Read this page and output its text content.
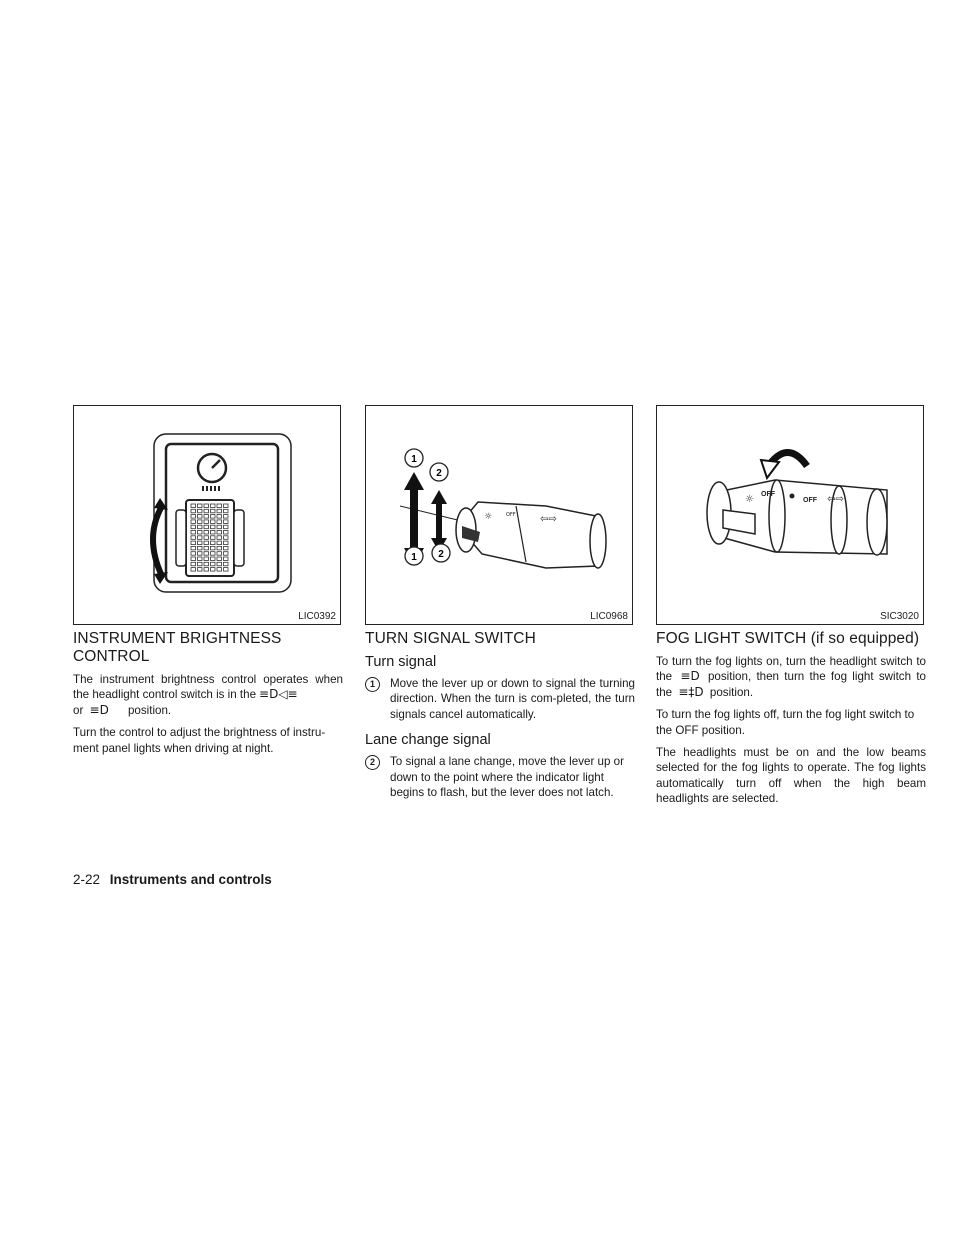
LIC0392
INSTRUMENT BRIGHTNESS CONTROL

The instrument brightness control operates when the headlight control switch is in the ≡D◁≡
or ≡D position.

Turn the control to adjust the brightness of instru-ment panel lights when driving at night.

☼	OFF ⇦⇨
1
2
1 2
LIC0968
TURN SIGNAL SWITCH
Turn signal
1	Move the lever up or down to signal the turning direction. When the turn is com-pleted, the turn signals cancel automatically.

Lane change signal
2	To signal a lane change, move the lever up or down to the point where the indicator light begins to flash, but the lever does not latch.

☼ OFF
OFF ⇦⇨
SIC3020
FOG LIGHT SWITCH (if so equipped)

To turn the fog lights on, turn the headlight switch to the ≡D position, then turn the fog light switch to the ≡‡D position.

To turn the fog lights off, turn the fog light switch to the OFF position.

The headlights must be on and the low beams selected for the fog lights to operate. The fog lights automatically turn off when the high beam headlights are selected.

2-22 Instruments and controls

* * *

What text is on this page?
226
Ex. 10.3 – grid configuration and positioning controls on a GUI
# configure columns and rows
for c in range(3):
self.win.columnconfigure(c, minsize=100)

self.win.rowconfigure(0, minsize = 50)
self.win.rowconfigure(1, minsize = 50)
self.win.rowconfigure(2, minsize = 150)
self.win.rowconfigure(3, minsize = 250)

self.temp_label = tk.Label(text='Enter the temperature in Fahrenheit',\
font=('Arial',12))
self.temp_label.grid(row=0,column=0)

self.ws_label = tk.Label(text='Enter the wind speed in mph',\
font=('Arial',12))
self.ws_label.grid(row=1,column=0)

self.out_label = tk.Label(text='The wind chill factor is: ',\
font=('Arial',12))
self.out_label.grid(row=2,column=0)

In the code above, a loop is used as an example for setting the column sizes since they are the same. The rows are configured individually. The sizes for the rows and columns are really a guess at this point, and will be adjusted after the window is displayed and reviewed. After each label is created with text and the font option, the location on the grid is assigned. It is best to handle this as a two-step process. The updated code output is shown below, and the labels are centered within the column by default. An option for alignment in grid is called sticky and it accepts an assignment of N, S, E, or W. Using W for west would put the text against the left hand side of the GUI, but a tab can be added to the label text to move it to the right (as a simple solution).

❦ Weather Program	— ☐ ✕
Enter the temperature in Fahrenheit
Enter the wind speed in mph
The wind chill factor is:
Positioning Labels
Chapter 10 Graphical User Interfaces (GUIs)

(TASK STATEMENT)
Of the lines in the material, how many include "down"? Respond with the number alone.

(CORRECT ANSWER)
2